● What to produce
Each line below is to be written out in full, exactly as shown.

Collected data
-*-*-

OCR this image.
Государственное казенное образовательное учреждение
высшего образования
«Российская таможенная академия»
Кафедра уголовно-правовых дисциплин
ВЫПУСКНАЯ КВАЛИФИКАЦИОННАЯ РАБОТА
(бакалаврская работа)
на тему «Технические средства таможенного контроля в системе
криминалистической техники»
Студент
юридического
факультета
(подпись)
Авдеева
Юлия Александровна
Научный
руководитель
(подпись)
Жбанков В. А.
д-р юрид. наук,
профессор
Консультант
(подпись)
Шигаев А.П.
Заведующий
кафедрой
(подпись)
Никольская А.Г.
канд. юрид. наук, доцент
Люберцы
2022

-*-*-

● Output for this exercise
OCR this image.
Государственное казенное образовательное учреждение
высшего образования
«Российская таможенная академия»
Кафедра уголовно-правовых дисциплин
ВЫПУСКНАЯ КВАЛИФИКАЦИОННАЯ РАБОТА
(бакалаврская работа)
на тему «Технические средства таможенного контроля в системе
криминалистической техники»
Студент
юридического
факультета
(подпись)
Авдеева
Юлия Александровна
Научный
руководитель
(подпись)
Жбанков В. А.
д-р юрид. наук,
профессор
Консультант
(подпись)
Шигаев А.П.
Заведующий
кафедрой
(подпись)
Никольская А.Г.
канд. юрид. наук, доцент
Люберцы
2022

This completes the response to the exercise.